* DATASET:
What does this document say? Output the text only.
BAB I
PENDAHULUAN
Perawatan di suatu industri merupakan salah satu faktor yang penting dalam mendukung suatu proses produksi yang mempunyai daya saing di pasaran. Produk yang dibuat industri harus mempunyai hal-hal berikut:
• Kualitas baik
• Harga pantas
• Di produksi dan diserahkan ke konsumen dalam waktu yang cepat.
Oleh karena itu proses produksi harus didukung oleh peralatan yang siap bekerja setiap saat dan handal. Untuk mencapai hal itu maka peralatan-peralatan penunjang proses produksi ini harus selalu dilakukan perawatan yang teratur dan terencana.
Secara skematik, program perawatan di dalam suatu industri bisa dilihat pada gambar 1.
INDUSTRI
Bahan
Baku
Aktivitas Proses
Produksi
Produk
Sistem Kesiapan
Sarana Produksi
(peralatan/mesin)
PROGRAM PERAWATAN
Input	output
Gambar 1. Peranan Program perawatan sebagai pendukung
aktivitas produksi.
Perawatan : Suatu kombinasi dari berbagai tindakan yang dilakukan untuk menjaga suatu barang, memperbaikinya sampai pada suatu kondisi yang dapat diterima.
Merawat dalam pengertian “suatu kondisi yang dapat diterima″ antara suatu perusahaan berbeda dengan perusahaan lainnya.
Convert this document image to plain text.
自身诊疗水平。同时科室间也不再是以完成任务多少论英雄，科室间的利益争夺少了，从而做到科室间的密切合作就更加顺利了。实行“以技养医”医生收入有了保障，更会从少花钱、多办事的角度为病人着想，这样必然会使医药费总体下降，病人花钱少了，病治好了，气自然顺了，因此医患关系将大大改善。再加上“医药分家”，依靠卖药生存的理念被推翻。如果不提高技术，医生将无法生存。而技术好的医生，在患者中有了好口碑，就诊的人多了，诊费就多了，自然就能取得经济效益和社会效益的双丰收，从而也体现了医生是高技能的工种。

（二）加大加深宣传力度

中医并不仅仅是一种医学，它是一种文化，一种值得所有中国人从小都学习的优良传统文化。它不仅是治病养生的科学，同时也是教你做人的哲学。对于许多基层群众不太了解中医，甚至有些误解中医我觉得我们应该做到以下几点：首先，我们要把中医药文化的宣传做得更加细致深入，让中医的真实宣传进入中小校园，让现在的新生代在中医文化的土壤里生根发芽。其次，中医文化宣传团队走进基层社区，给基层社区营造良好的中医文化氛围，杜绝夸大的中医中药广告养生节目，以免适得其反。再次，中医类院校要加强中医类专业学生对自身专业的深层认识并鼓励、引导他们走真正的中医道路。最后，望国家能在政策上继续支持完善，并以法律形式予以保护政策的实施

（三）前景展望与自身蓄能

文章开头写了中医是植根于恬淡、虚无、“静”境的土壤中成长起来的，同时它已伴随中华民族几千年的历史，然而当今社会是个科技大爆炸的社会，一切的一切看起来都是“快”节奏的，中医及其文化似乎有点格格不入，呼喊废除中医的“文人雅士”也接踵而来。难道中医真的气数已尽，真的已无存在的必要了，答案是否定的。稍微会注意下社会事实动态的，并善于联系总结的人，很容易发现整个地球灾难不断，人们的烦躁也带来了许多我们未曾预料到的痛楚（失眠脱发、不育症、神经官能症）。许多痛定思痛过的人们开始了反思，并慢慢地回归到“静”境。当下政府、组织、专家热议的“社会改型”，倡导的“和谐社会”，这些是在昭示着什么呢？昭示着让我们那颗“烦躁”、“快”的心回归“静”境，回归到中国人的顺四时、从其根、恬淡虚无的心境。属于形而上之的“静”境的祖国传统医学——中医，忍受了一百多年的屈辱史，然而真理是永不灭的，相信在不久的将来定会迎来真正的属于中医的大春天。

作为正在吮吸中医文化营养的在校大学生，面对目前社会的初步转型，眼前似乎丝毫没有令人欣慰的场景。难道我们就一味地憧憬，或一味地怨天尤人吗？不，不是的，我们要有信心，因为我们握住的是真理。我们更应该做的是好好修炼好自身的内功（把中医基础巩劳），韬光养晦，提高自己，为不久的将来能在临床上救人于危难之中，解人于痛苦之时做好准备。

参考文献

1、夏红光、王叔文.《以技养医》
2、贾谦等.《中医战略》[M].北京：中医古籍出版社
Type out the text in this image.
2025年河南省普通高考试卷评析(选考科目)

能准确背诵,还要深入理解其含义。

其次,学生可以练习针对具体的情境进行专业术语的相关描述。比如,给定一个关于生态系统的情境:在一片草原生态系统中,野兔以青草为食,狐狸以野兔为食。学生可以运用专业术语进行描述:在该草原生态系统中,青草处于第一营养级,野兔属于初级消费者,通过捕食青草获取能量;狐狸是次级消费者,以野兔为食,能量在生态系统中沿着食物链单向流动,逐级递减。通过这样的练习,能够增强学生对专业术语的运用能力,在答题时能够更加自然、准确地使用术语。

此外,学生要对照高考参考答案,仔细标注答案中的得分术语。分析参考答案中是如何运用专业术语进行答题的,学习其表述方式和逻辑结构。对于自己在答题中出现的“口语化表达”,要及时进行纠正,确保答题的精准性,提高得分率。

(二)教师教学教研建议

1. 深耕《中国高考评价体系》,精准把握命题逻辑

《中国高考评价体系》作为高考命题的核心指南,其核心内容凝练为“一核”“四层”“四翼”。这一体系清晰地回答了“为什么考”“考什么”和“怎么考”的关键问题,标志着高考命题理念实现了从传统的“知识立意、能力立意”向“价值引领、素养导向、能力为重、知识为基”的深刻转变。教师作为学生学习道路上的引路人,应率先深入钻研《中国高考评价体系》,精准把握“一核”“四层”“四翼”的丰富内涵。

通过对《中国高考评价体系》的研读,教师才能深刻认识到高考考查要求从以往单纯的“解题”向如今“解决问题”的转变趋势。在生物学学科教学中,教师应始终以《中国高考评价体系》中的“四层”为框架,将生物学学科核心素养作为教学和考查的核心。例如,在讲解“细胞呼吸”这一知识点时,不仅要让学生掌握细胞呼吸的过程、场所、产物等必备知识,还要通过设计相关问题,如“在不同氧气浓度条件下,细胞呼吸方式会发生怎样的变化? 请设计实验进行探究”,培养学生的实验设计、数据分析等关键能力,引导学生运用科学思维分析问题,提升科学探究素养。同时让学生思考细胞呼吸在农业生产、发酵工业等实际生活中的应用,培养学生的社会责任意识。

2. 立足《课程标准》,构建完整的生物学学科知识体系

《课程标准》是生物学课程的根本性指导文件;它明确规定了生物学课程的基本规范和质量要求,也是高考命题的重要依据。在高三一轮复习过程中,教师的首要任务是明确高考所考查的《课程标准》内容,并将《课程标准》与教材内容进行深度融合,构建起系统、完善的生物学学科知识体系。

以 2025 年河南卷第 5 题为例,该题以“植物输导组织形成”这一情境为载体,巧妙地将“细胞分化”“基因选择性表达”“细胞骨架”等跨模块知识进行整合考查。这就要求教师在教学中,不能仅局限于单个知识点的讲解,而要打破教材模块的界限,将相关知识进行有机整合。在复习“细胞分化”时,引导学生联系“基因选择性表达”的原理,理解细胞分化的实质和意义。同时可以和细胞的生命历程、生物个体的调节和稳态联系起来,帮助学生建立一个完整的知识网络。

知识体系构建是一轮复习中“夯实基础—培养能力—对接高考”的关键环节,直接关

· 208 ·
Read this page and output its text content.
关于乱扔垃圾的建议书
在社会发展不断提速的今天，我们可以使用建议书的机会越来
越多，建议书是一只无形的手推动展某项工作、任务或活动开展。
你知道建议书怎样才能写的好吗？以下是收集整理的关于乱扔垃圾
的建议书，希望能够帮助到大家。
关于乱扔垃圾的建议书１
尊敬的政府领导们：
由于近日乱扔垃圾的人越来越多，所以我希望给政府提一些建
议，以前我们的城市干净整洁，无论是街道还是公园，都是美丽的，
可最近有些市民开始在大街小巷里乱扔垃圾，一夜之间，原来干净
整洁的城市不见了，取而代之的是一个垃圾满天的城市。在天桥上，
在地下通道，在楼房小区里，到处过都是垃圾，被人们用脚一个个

* PROBLEM REQUIREMENTS: Copy out exactly the lines running from the line with "Read this page and output its text content." to the end of the records, inclusive.

* EXERCISE RESPONSE:
Read this page and output its text content.
关于乱扔垃圾的建议书
在社会发展不断提速的今天，我们可以使用建议书的机会越来
越多，建议书是一只无形的手推动展某项工作、任务或活动开展。
你知道建议书怎样才能写的好吗？以下是收集整理的关于乱扔垃圾
的建议书，希望能够帮助到大家。
关于乱扔垃圾的建议书１
尊敬的政府领导们：
由于近日乱扔垃圾的人越来越多，所以我希望给政府提一些建
议，以前我们的城市干净整洁，无论是街道还是公园，都是美丽的，
可最近有些市民开始在大街小巷里乱扔垃圾，一夜之间，原来干净
整洁的城市不见了，取而代之的是一个垃圾满天的城市。在天桥上，
在地下通道，在楼房小区里，到处过都是垃圾，被人们用脚一个个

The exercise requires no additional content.